§ Data records
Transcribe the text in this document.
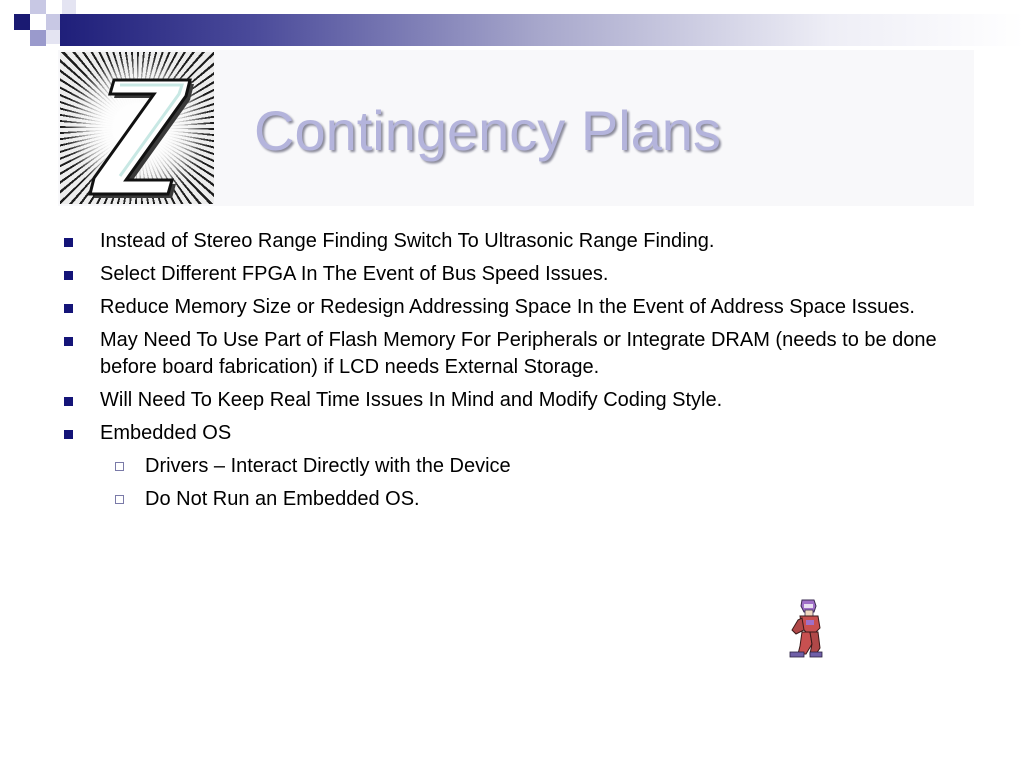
Contingency Plans
Instead of Stereo Range Finding Switch To Ultrasonic Range Finding.
Select Different FPGA In The Event of Bus Speed Issues.
Reduce Memory Size or Redesign Addressing Space In the Event of Address Space Issues.
May Need To Use Part of Flash Memory For Peripherals or Integrate DRAM (needs to be done before board fabrication) if LCD needs External Storage.
Will Need To Keep Real Time Issues In Mind and Modify Coding Style.
Embedded OS
Drivers – Interact Directly with the Device
Do Not Run an Embedded OS.
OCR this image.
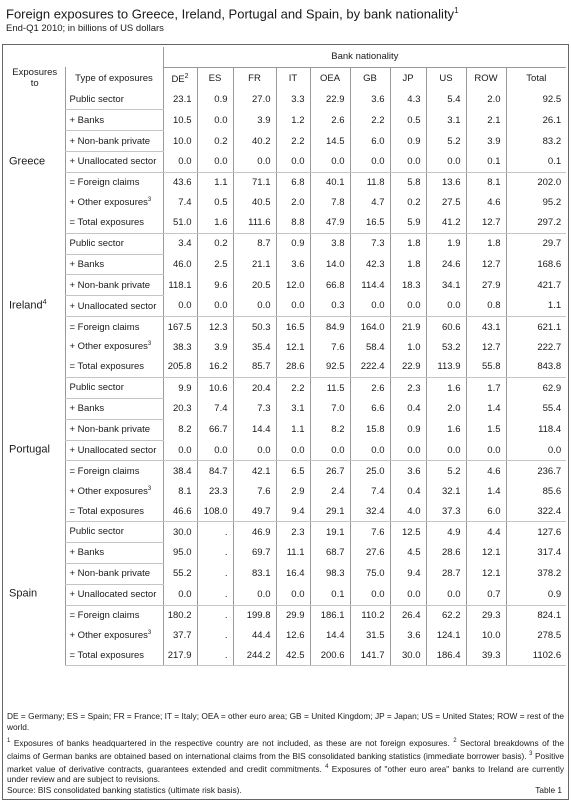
Foreign exposures to Greece, Ireland, Portugal and Spain, by bank nationality$^1$
End-Q1 2010; in billions of US dollars
		Bank nationality									
Exposures to	Type of exposures	$DE^2$	ES	FR	IT	OEA	GB	JP	US	ROW	Total
Greece	Public sector	23.1	0.9	27.0	3.3	22.9	3.6	4.3	5.4	2.0	92.5
	+ Banks	10.5	0.0	3.9	1.2	2.6	2.2	0.5	3.1	2.1	26.1
	+ Non-bank private	10.0	0.2	40.2	2.2	14.5	6.0	0.9	5.2	3.9	83.2
	+ Unallocated sector	0.0	0.0	0.0	0.0	0.0	0.0	0.0	0.0	0.1	0.1
	= Foreign claims	43.6	1.1	71.1	6.8	40.1	11.8	5.8	13.6	8.1	202.0
	+ Other exposures$^3$	7.4	0.5	40.5	2.0	7.8	4.7	0.2	27.5	4.6	95.2
	= Total exposures	51.0	1.6	111.6	8.8	47.9	16.5	5.9	41.2	12.7	297.2
Ireland$^4$	Public sector	3.4	0.2	8.7	0.9	3.8	7.3	1.8	1.9	1.8	29.7
	+ Banks	46.0	2.5	21.1	3.6	14.0	42.3	1.8	24.6	12.7	168.6
	+ Non-bank private	118.1	9.6	20.5	12.0	66.8	114.4	18.3	34.1	27.9	421.7
	+ Unallocated sector	0.0	0.0	0.0	0.0	0.3	0.0	0.0	0.0	0.8	1.1
	= Foreign claims	167.5	12.3	50.3	16.5	84.9	164.0	21.9	60.6	43.1	621.1
	+ Other exposures$^3$	38.3	3.9	35.4	12.1	7.6	58.4	1.0	53.2	12.7	222.7
	= Total exposures	205.8	16.2	85.7	28.6	92.5	222.4	22.9	113.9	55.8	843.8
Portugal	Public sector	9.9	10.6	20.4	2.2	11.5	2.6	2.3	1.6	1.7	62.9
	+ Banks	20.3	7.4	7.3	3.1	7.0	6.6	0.4	2.0	1.4	55.4
	+ Non-bank private	8.2	66.7	14.4	1.1	8.2	15.8	0.9	1.6	1.5	118.4
	+ Unallocated sector	0.0	0.0	0.0	0.0	0.0	0.0	0.0	0.0	0.0	0.0
	= Foreign claims	38.4	84.7	42.1	6.5	26.7	25.0	3.6	5.2	4.6	236.7
	+ Other exposures$^3$	8.1	23.3	7.6	2.9	2.4	7.4	0.4	32.1	1.4	85.6
	= Total exposures	46.6	108.0	49.7	9.4	29.1	32.4	4.0	37.3	6.0	322.4
Spain	Public sector	30.0	.	46.9	2.3	19.1	7.6	12.5	4.9	4.4	127.6
	+ Banks	95.0	.	69.7	11.1	68.7	27.6	4.5	28.6	12.1	317.4
	+ Non-bank private	55.2	.	83.1	16.4	98.3	75.0	9.4	28.7	12.1	378.2
	+ Unallocated sector	0.0	.	0.0	0.0	0.1	0.0	0.0	0.0	0.7	0.9
	= Foreign claims	180.2	.	199.8	29.9	186.1	110.2	26.4	62.2	29.3	824.1
	+ Other exposures$^3$	37.7	.	44.4	12.6	14.4	31.5	3.6	124.1	10.0	278.5
	= Total exposures	217.9	.	244.2	42.5	200.6	141.7	30.0	186.4	39.3	1102.6

DE = Germany; ES = Spain; FR = France; IT = Italy; OEA = other euro area; GB = United Kingdom; JP = Japan; US = United States; ROW = rest of the world.

$^1$ Exposures of banks headquartered in the respective country are not included, as these are not foreign exposures. $^2$ Sectoral breakdowns of the claims of German banks are obtained based on international claims from the BIS consolidated banking statistics (immediate borrower basis). $^3$ Positive market value of derivative contracts, guarantees extended and credit commitments. $^4$ Exposures of "other euro area" banks to Ireland are currently under review and are subject to revisions.

Source: BIS consolidated banking statistics (ultimate risk basis).	Table 1
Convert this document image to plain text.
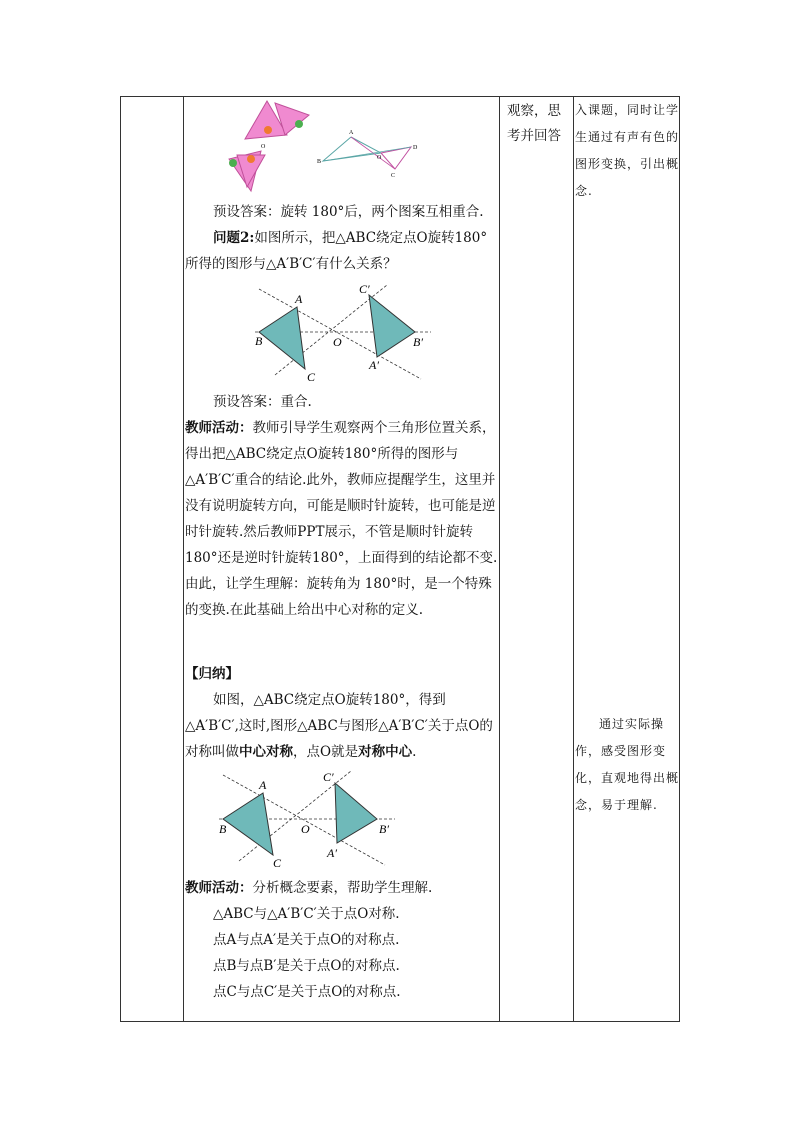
观察，思
考并回答
入课题，同时让学生通过有声有色的图形变换，引出概念.
通过实际操作，感受图形变化，直观地得出概念，易于理解.
O
A
B
O
C
D

预设答案：旋转 180°后，两个图案互相重合.

问题2:如图所示，把△ABC绕定点O旋转180°所得的图形与△A′B′C′有什么关系？

A
B
C
O
C′
B′
A′

预设答案：重合.

教师活动：教师引导学生观察两个三角形位置关系，得出把△ABC绕定点O旋转180°所得的图形与△A′B′C′重合的结论.此外，教师应提醒学生，这里并没有说明旋转方向，可能是顺时针旋转，也可能是逆时针旋转.然后教师PPT展示，不管是顺时针旋转180°还是逆时针旋转180°，上面得到的结论都不变.由此，让学生理解：旋转角为 180°时，是一个特殊的变换.在此基础上给出中心对称的定义.

【归纳】

如图，△ABC绕定点O旋转180°，得到△A′B′C′,这时,图形△ABC与图形△A′B′C′关于点O的对称叫做中心对称，点O就是对称中心.

A
B
C
O
C′
B′
A′

教师活动：分析概念要素，帮助学生理解.

△ABC与△A′B′C′关于点O对称.

点A与点A′是关于点O的对称点.

点B与点B′是关于点O的对称点.

点C与点C′是关于点O的对称点.
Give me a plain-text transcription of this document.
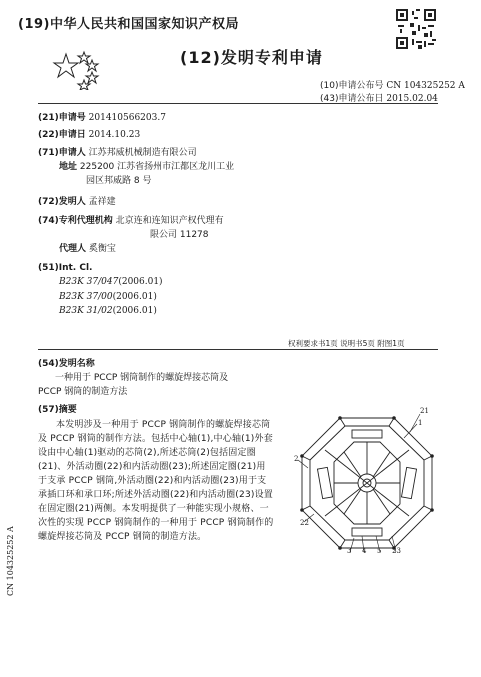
(19)中华人民共和国国家知识产权局
(12)发明专利申请
(10)申请公布号 CN 104325252 A
(43)申请公布日 2015.02.04
(21)申请号 201410566203.7
(22)申请日 2014.10.23
(71)申请人 江苏邦威机械制造有限公司
地址 225200 江苏省扬州市江都区龙川工业
园区邦威路 8 号
(72)发明人 孟祥建
(74)专利代理机构 北京连和连知识产权代理有
限公司 11278
代理人 奚衡宝
(51)Int. Cl.
B23K 37/047(2006.01)
B23K 37/00(2006.01)
B23K 31/02(2006.01)
权利要求书1页 说明书5页 附图1页
(54)发明名称
一种用于 PCCP 钢筒制作的螺旋焊接芯筒及
PCCP 钢筒的制造方法
(57)摘要
本发明涉及一种用于 PCCP 钢筒制作的螺旋焊接芯筒及 PCCP 钢筒的制作方法。包括中心轴(1),中心轴(1)外套设由中心轴(1)驱动的芯筒(2),所述芯筒(2)包括固定圈(21)、外活动圈(22)和内活动圈(23);所述固定圈(21)用于支承 PCCP 钢筒,外活动圈(22)和内活动圈(23)用于支承插口环和承口环;所述外活动圈(22)和内活动圈(23)设置在固定圈(21)两侧。本发明提供了一种能实现小规格、一次性的实现 PCCP 钢筒制作的一种用于 PCCP 钢筒制作的螺旋焊接芯筒及 PCCP 钢筒的制造方法。
21
1
2
22
3 4 5 23
CN 104325252 A
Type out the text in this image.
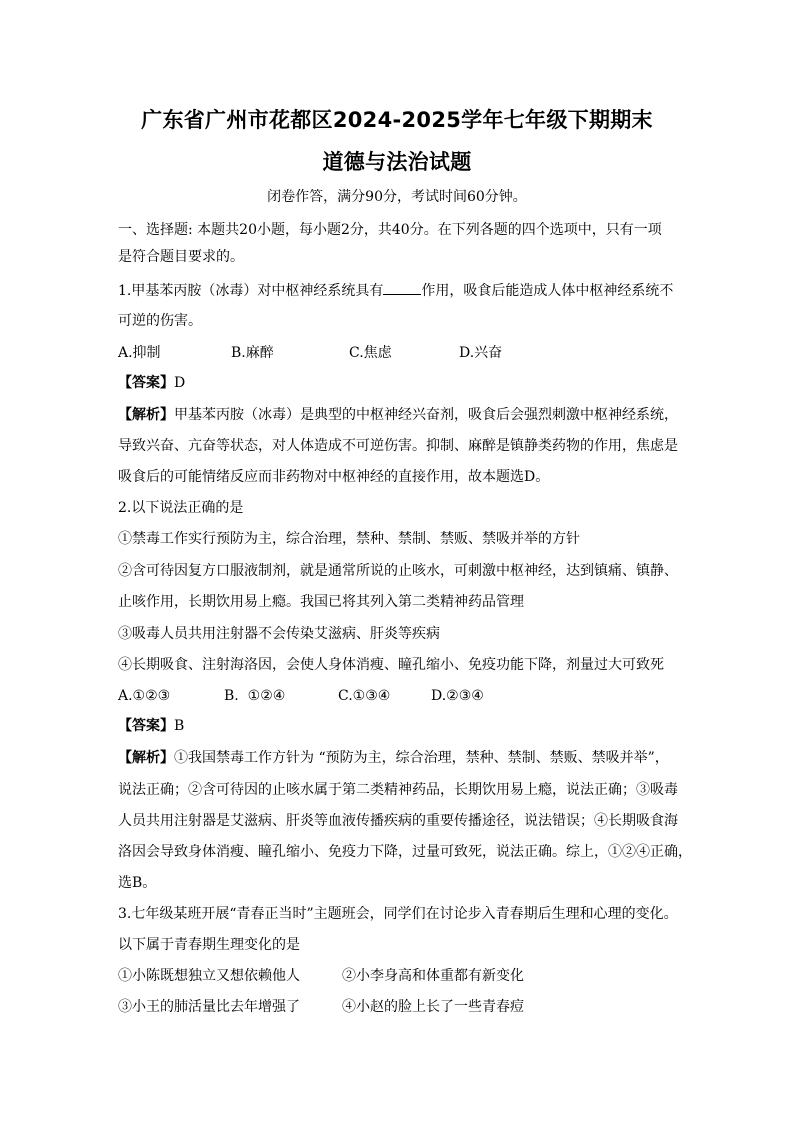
广东省广州市花都区2024-2025学年七年级下期期末
道德与法治试题
闭卷作答，满分90分，考试时间60分钟。
一、选择题: 本题共20小题，每小题2分，共40分。在下列各题的四个选项中，只有一项
是符合题目要求的。
1.甲基苯丙胺（冰毒）对中枢神经系统具有	作用，吸食后能造成人体中枢神经系统不
可逆的伤害。
A.抑制	B.麻醉	C.焦虑	D.兴奋
【答案】D
【解析】甲基苯丙胺（冰毒）是典型的中枢神经兴奋剂，吸食后会强烈刺激中枢神经系统，
导致兴奋、亢奋等状态，对人体造成不可逆伤害。抑制、麻醉是镇静类药物的作用，焦虑是
吸食后的可能情绪反应而非药物对中枢神经的直接作用，故本题选D。
2.以下说法正确的是
①禁毒工作实行预防为主，综合治理，禁种、禁制、禁贩、禁吸并举的方针
②含可待因复方口服液制剂，就是通常所说的止咳水，可刺激中枢神经，达到镇痛、镇静、
止咳作用，长期饮用易上瘾。我国已将其列入第二类精神药品管理
③吸毒人员共用注射器不会传染艾滋病、肝炎等疾病
④长期吸食、注射海洛因，会使人身体消瘦、瞳孔缩小、免疫功能下降，剂量过大可致死
A.①②③	B.  ①②④	C.①③④	D.②③④
【答案】B
【解析】①我国禁毒工作方针为 “预防为主，综合治理，禁种、禁制、禁贩、禁吸并举”，
说法正确；②含可待因的止咳水属于第二类精神药品，长期饮用易上瘾，说法正确；③吸毒
人员共用注射器是艾滋病、肝炎等血液传播疾病的重要传播途径，说法错误；④长期吸食海
洛因会导致身体消瘦、瞳孔缩小、免疫力下降，过量可致死，说法正确。综上，①②④正确，
选B。
3.七年级某班开展“青春正当时”主题班会，同学们在讨论步入青春期后生理和心理的变化。
以下属于青春期生理变化的是
①小陈既想独立又想依赖他人	②小李身高和体重都有新变化
③小王的肺活量比去年增强了	④小赵的脸上长了一些青春痘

§ What to work on
Identify every line holding the word "document" and copy it out.

§ Result
Transcribe the text in this document.
Convert this document image to plain text.
Give me a plain-text transcription of this document.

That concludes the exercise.